◆ GIVEN RECORDS ◆

--------

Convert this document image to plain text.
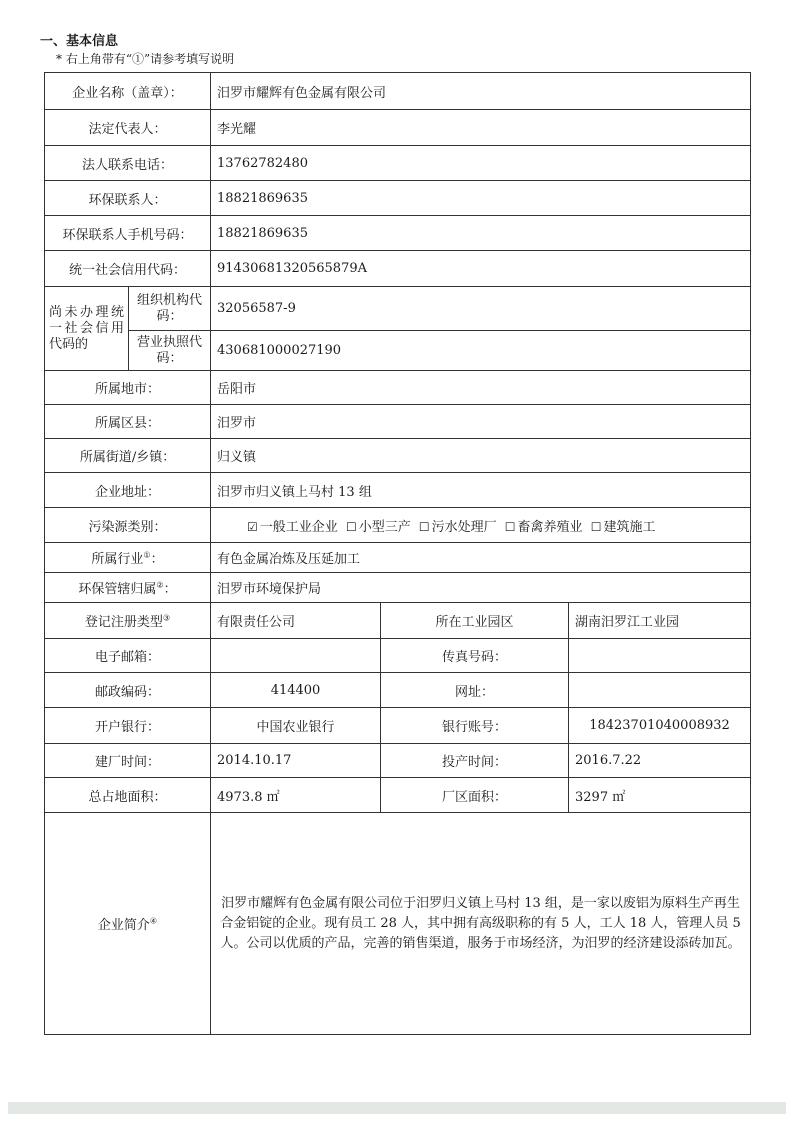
一、基本信息
* 右上角带有“①”请参考填写说明
企业名称（盖章）：		汨罗市耀辉有色金属有限公司		
法定代表人：		李光耀		
法人联系电话：		13762782480		
环保联系人：		18821869635		
环保联系人手机号码：		18821869635		
统一社会信用代码：		91430681320565879A		
尚未办理统一社会信用代码的	组织机构代码：	32056587-9		
	营业执照代码：	430681000027190		
所属地市：		岳阳市		
所属区县：		汨罗市		
所属街道/乡镇：		归义镇		
企业地址：		汨罗市归义镇上马村 13 组		
污染源类别：		☑ 一般工业企业 ☐ 小型三产 ☐ 污水处理厂 ☐ 畜禽养殖业 ☐ 建筑施工		
所属行业①：		有色金属冶炼及压延加工		
环保管辖归属②：		汨罗市环境保护局		
登记注册类型③		有限责任公司	所在工业园区	湖南汨罗江工业园
电子邮箱：			传真号码：	
邮政编码：		414400	网址：	
开户银行：		中国农业银行	银行账号：	18423701040008932
建厂时间：		2014.10.17	投产时间：	2016.7.22
总占地面积：		4973.8 ㎡	厂区面积：	3297 ㎡
企业简介④		汨罗市耀辉有色金属有限公司位于汨罗归义镇上马村 13 组，是一家以废铝为原料生产再生合金铝锭的企业。现有员工 28 人，其中拥有高级职称的有 5 人，工人 18 人，管理人员 5 人。公司以优质的产品，完善的销售渠道，服务于市场经济，为汨罗的经济建设添砖加瓦。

--------

◆ SHORT TASK ◆
Omit each picture, then return all of the listing exactly as it stands.

◆ ANSWER ◆
Convert this document image to plain text.
一、基本信息
* 右上角带有“①”请参考填写说明
企业名称（盖章）：		汨罗市耀辉有色金属有限公司		
法定代表人：		李光耀		
法人联系电话：		13762782480		
环保联系人：		18821869635		
环保联系人手机号码：		18821869635		
统一社会信用代码：		91430681320565879A		
尚未办理统一社会信用代码的	组织机构代码：	32056587-9		
	营业执照代码：	430681000027190		
所属地市：		岳阳市		
所属区县：		汨罗市		
所属街道/乡镇：		归义镇		
企业地址：		汨罗市归义镇上马村 13 组		
污染源类别：		☑ 一般工业企业 ☐ 小型三产 ☐ 污水处理厂 ☐ 畜禽养殖业 ☐ 建筑施工		
所属行业①：		有色金属冶炼及压延加工		
环保管辖归属②：		汨罗市环境保护局		
登记注册类型③		有限责任公司	所在工业园区	湖南汨罗江工业园
电子邮箱：			传真号码：	
邮政编码：		414400	网址：	
开户银行：		中国农业银行	银行账号：	18423701040008932
建厂时间：		2014.10.17	投产时间：	2016.7.22
总占地面积：		4973.8 ㎡	厂区面积：	3297 ㎡
企业简介④		汨罗市耀辉有色金属有限公司位于汨罗归义镇上马村 13 组，是一家以废铝为原料生产再生合金铝锭的企业。现有员工 28 人，其中拥有高级职称的有 5 人，工人 18 人，管理人员 5 人。公司以优质的产品，完善的销售渠道，服务于市场经济，为汨罗的经济建设添砖加瓦。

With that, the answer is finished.